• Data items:
=====

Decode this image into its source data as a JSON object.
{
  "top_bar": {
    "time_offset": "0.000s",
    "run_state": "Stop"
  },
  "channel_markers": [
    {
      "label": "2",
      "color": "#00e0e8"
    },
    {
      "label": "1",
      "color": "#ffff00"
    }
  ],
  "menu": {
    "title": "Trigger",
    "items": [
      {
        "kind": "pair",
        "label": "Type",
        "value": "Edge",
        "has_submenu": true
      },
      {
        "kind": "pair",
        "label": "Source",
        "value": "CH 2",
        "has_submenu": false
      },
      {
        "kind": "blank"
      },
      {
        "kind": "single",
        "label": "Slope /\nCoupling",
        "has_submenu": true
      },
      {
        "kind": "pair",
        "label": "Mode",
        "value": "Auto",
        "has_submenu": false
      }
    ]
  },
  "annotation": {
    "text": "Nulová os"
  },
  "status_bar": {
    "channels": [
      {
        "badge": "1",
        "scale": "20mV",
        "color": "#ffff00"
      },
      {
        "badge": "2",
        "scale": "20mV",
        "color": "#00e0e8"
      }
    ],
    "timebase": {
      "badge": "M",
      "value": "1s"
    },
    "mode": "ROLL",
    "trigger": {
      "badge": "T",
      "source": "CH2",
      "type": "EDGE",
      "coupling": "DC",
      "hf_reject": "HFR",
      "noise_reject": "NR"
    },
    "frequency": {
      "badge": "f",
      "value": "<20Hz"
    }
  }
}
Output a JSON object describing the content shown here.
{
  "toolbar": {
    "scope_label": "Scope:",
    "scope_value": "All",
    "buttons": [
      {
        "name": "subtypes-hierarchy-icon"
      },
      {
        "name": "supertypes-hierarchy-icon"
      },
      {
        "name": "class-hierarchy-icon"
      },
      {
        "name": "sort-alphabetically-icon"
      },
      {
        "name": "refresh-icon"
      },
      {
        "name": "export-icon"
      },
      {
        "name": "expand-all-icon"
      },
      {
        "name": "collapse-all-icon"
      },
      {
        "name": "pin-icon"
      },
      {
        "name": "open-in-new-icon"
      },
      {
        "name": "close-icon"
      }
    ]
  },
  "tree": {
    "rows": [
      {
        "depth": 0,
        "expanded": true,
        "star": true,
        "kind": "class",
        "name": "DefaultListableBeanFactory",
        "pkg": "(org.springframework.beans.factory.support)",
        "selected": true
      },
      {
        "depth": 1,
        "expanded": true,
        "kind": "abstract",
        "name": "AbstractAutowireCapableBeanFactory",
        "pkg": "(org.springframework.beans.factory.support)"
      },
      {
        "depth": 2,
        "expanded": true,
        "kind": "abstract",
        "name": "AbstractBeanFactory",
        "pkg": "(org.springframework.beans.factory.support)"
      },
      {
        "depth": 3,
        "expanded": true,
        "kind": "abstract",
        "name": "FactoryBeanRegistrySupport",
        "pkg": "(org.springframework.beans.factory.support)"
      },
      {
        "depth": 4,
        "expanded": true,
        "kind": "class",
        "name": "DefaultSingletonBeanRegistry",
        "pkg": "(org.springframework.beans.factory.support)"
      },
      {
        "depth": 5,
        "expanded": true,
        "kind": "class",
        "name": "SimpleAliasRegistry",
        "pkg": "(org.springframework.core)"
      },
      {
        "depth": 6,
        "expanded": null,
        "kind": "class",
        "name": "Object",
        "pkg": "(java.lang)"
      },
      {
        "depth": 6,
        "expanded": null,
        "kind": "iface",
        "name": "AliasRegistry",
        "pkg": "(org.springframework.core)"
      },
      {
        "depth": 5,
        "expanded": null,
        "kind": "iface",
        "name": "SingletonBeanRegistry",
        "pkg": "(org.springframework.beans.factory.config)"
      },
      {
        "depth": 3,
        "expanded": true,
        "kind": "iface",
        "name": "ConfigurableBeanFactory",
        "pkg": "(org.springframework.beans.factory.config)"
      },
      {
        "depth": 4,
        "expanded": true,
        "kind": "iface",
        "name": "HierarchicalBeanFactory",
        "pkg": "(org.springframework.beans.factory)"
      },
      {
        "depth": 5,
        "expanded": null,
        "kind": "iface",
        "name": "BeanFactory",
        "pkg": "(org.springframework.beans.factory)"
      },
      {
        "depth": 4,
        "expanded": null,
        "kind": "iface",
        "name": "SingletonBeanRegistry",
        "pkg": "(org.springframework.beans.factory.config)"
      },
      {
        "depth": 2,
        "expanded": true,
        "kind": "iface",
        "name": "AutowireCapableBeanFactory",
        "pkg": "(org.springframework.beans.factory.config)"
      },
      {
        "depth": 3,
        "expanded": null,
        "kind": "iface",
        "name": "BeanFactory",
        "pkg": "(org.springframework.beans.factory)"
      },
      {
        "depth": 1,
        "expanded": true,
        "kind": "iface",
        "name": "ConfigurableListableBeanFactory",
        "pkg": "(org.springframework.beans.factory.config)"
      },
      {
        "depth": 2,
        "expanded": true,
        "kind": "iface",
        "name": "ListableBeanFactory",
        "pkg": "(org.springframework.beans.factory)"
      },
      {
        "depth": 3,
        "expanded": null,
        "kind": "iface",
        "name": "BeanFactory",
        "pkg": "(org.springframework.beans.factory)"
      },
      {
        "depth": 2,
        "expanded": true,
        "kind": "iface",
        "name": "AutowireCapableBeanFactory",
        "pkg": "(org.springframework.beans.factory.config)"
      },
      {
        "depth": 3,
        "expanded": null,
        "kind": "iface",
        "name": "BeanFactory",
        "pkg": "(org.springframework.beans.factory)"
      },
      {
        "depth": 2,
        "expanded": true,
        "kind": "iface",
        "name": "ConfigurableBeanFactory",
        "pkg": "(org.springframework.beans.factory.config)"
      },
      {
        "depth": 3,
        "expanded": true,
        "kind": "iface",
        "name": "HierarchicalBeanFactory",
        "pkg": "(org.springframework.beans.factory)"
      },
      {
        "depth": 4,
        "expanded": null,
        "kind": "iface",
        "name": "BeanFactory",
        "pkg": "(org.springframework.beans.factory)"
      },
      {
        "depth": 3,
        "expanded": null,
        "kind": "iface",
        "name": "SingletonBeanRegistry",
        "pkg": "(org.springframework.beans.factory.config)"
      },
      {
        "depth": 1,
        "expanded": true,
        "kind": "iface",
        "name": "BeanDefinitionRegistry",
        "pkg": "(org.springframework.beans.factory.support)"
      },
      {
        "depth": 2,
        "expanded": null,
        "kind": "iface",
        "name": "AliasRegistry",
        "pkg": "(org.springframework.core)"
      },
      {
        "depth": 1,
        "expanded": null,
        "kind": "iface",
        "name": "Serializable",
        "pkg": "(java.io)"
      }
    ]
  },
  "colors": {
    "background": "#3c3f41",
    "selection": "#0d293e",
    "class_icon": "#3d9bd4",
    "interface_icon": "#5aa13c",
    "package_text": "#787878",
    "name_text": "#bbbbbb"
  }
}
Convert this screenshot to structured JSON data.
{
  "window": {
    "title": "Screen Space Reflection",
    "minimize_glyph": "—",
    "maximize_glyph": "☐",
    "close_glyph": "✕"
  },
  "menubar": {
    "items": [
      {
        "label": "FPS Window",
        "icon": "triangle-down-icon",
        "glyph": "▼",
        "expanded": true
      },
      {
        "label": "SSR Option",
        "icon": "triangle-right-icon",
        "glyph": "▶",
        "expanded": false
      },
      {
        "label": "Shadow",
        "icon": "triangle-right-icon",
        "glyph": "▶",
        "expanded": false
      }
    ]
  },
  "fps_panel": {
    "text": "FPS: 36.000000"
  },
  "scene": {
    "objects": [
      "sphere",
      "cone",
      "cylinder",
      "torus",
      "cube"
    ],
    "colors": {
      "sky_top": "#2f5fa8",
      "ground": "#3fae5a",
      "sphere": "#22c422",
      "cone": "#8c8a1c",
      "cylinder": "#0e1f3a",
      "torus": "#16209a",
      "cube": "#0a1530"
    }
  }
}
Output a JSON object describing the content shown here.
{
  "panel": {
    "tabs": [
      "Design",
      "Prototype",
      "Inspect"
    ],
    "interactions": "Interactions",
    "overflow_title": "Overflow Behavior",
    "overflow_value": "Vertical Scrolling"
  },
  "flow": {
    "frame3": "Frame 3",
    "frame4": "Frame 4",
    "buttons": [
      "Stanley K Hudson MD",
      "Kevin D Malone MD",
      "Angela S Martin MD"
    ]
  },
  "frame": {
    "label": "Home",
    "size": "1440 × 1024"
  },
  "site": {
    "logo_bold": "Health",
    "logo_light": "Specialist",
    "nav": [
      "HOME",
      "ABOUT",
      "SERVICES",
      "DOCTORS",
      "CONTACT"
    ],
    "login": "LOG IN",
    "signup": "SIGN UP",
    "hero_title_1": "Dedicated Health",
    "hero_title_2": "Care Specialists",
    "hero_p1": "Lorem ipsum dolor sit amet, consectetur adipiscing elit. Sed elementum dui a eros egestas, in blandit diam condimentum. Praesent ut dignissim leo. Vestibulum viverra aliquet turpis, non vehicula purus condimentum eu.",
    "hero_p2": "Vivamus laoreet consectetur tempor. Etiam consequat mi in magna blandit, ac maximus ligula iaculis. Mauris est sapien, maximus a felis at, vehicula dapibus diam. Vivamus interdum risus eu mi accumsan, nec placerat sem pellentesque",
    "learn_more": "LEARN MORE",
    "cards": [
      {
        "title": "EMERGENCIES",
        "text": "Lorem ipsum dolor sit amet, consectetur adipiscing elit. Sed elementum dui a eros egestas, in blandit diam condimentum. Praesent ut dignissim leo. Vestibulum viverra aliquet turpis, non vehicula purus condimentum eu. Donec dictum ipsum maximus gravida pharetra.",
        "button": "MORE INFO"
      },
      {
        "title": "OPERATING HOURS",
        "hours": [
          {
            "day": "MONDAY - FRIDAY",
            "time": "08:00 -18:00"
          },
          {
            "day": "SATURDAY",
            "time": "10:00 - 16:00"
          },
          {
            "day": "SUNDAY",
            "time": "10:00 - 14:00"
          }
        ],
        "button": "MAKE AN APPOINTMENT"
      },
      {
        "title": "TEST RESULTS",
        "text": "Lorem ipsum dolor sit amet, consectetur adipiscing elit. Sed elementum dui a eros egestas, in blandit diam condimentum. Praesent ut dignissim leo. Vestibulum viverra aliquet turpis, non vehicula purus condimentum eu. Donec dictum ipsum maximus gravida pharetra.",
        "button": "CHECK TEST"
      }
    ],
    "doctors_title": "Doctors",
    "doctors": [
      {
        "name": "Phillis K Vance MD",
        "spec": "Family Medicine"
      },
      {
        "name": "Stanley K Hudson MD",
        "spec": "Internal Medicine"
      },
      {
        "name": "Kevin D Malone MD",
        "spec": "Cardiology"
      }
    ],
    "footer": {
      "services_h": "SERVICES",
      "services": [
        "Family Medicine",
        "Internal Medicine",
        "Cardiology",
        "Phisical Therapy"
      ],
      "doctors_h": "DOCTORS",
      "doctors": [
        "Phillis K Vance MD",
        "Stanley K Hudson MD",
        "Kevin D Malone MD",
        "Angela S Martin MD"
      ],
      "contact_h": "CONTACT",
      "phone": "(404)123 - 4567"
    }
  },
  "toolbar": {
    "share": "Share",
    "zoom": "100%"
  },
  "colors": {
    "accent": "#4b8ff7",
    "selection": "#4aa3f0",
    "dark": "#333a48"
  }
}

=====

• What is needed: Copy down every line of the material above that includes the string "Phillis".

• Written response:
        "name": "Phillis K Vance MD",
        "Phillis K Vance MD",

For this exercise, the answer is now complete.